**What you need to do:** Tally the lines that contain "égard" and report the total alone.

# Start of Dataset records

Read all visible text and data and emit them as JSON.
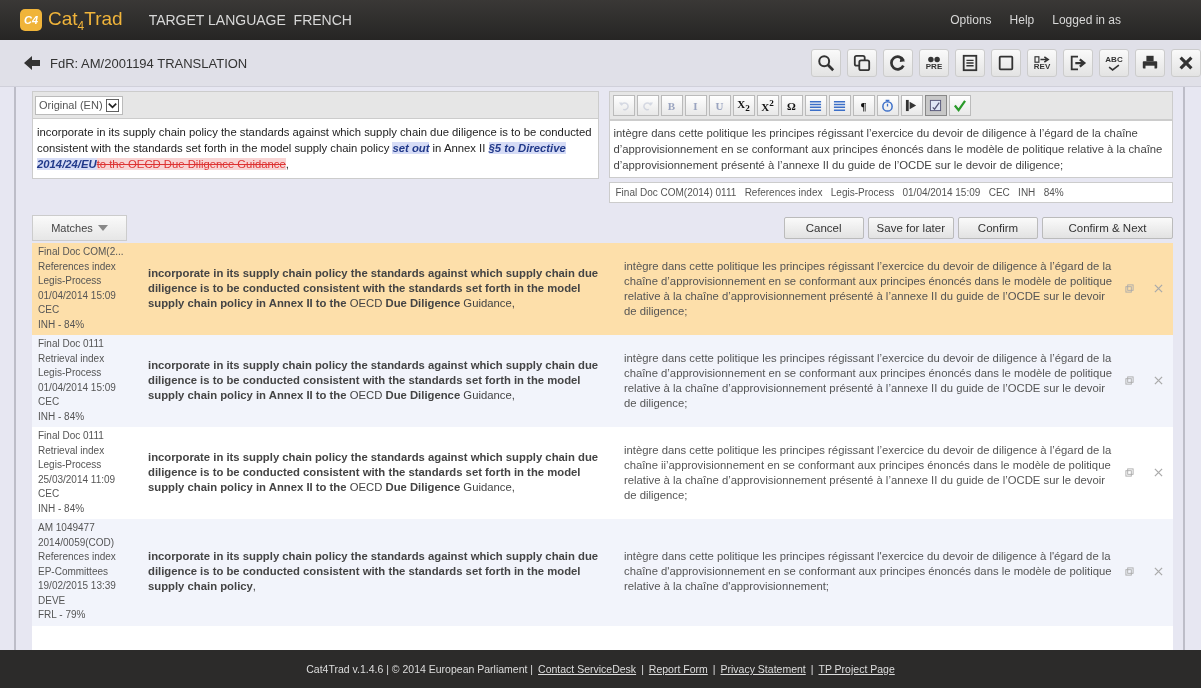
{
  "app": {
    "name_prefix": "Cat",
    "name_sub": "4",
    "name_suffix": "Trad",
    "logo_mark": "C4",
    "title": "TARGET LANGUAGE  FRENCH"
  },
  "menu": [
    "Options",
    "Help",
    "Logged in as"
  ],
  "document": {
    "title": "FdR: AM/2001194 TRANSLATION"
  },
  "toolbar": [
    {
      "kind": "search"
    },
    {
      "kind": "copy"
    },
    {
      "kind": "refresh"
    },
    {
      "kind": "pre",
      "label": "PRE"
    },
    {
      "kind": "document"
    },
    {
      "kind": "square"
    },
    {
      "kind": "rev",
      "label": "REV"
    },
    {
      "kind": "exit"
    },
    {
      "kind": "spell",
      "label": "ABC"
    },
    {
      "kind": "print"
    },
    {
      "kind": "close"
    }
  ],
  "source": {
    "language": "Original (EN)",
    "segments": [
      {
        "kind": "plain",
        "text": "incorporate in its supply chain policy the standards against which supply chain due diligence is to be conducted consistent with the standards set forth in the model supply chain policy "
      },
      {
        "kind": "inserted",
        "text": "set out"
      },
      {
        "kind": "plain",
        "text": " in Annex II "
      },
      {
        "kind": "inserted",
        "text": "§5 to Directive 2014/24/EU"
      },
      {
        "kind": "deleted",
        "text": "to the OECD Due Diligence Guidance"
      },
      {
        "kind": "plain",
        "text": ","
      }
    ]
  },
  "format_toolbar": [
    {
      "kind": "undo",
      "disabled": true,
      "pressed": false
    },
    {
      "kind": "redo",
      "disabled": true,
      "pressed": false
    },
    {
      "kind": "glyph",
      "text": "B",
      "disabled": true,
      "pressed": false
    },
    {
      "kind": "glyph",
      "text": "I",
      "disabled": true,
      "pressed": false
    },
    {
      "kind": "glyph",
      "text": "U",
      "disabled": true,
      "pressed": false
    },
    {
      "kind": "glyph",
      "text": "X$_{2}$",
      "disabled": false,
      "pressed": false
    },
    {
      "kind": "glyph",
      "text": "X$^{2}$",
      "disabled": false,
      "pressed": false
    },
    {
      "kind": "glyph",
      "text": "Ω",
      "disabled": false,
      "pressed": false
    },
    {
      "kind": "list",
      "disabled": false,
      "pressed": false
    },
    {
      "kind": "list",
      "disabled": false,
      "pressed": false
    },
    {
      "kind": "glyph",
      "text": "¶",
      "disabled": false,
      "pressed": false
    },
    {
      "kind": "timer",
      "disabled": false,
      "pressed": false
    },
    {
      "kind": "arrow",
      "disabled": false,
      "pressed": false
    },
    {
      "kind": "note",
      "disabled": false,
      "pressed": true
    },
    {
      "kind": "spell",
      "disabled": false,
      "pressed": false
    }
  ],
  "target": {
    "text": "intègre dans cette politique les principes régissant l’exercice du devoir de diligence à l’égard de la chaîne d’approvisionnement en se conformant aux principes énoncés dans le modèle de politique relative à la chaîne d’approvisionnement présenté à l’annexe II du guide de l’OCDE sur le devoir de diligence;",
    "info": "Final Doc COM(2014) 0111   References index   Legis-Process   01/04/2014 15:09   CEC   INH   84%"
  },
  "matches_button": "Matches",
  "actions": [
    "Cancel",
    "Save for later",
    "Confirm",
    "Confirm & Next"
  ],
  "matches": [
    {
      "selected": true,
      "meta": [
        "Final Doc COM(2...",
        "References index",
        "Legis-Process",
        "01/04/2014 15:09",
        "CEC",
        "INH - 84%"
      ],
      "source": "**incorporate in its supply chain policy the standards against which supply chain due diligence is to be conducted consistent with the standards set forth in the model supply chain policy in Annex II to the** OECD **Due Diligence** Guidance,",
      "target": "intègre dans cette politique les principes régissant l’exercice du devoir de diligence à l’égard de la chaîne d’approvisionnement en se conformant aux principes énoncés dans le modèle de politique relative à la chaîne d’approvisionnement présenté à l’annexe II du guide de l’OCDE sur le devoir de diligence;"
    },
    {
      "selected": false,
      "meta": [
        "Final Doc 0111",
        "Retrieval index",
        "Legis-Process",
        "01/04/2014 15:09",
        "CEC",
        "INH - 84%"
      ],
      "source": "**incorporate in its supply chain policy the standards against which supply chain due diligence is to be conducted consistent with the standards set forth in the model supply chain policy in Annex II to the** OECD **Due Diligence** Guidance,",
      "target": "intègre dans cette politique les principes régissant l’exercice du devoir de diligence à l’égard de la chaîne d’approvisionnement en se conformant aux principes énoncés dans le modèle de politique relative à la chaîne d’approvisionnement présenté à l’annexe II du guide de l’OCDE sur le devoir de diligence;"
    },
    {
      "selected": false,
      "meta": [
        "Final Doc 0111",
        "Retrieval index",
        "Legis-Process",
        "25/03/2014 11:09",
        "CEC",
        "INH - 84%"
      ],
      "source": "**incorporate in its supply chain policy the standards against which supply chain due diligence is to be conducted consistent with the standards set forth in the model supply chain policy in Annex II to the** OECD **Due Diligence** Guidance,",
      "target": "intègre dans cette politique les principes régissant l’exercice du devoir de diligence à l’égard de la chaîne ii’approvisionnement en se conformant aux principes énoncés dans le modèle de politique relative à la chaîne d’approvisionnement présenté à l’annexe II du guide de l’OCDE sur le devoir de diligence;"
    },
    {
      "selected": false,
      "meta": [
        "AM 1049477",
        "2014/0059(COD)",
        "References index",
        "EP-Committees",
        "19/02/2015 13:39",
        "DEVE",
        "FRL - 79%"
      ],
      "source": "**incorporate in its supply chain policy the standards against which supply chain due diligence is to be conducted consistent with the standards set forth in the model supply chain policy**,",
      "target": "intègre dans cette politique les principes régissant l'exercice du devoir de diligence à l'égard de la chaîne d'approvisionnement en se conformant aux principes énoncés dans le modèle de politique relative à la chaîne d'approvisionnement;"
    }
  ],
  "footer": [
    {
      "kind": "text",
      "text": "Cat4Trad v.1.4.6 | © 2014 European Parliament |"
    },
    {
      "kind": "link",
      "text": "Contact ServiceDesk"
    },
    {
      "kind": "text",
      "text": "|"
    },
    {
      "kind": "link",
      "text": "Report Form"
    },
    {
      "kind": "text",
      "text": "|"
    },
    {
      "kind": "link",
      "text": "Privacy Statement"
    },
    {
      "kind": "text",
      "text": "|"
    },
    {
      "kind": "link",
      "text": "TP Project Page"
    }
  ]
}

# End of Dataset records

**Result below:** 5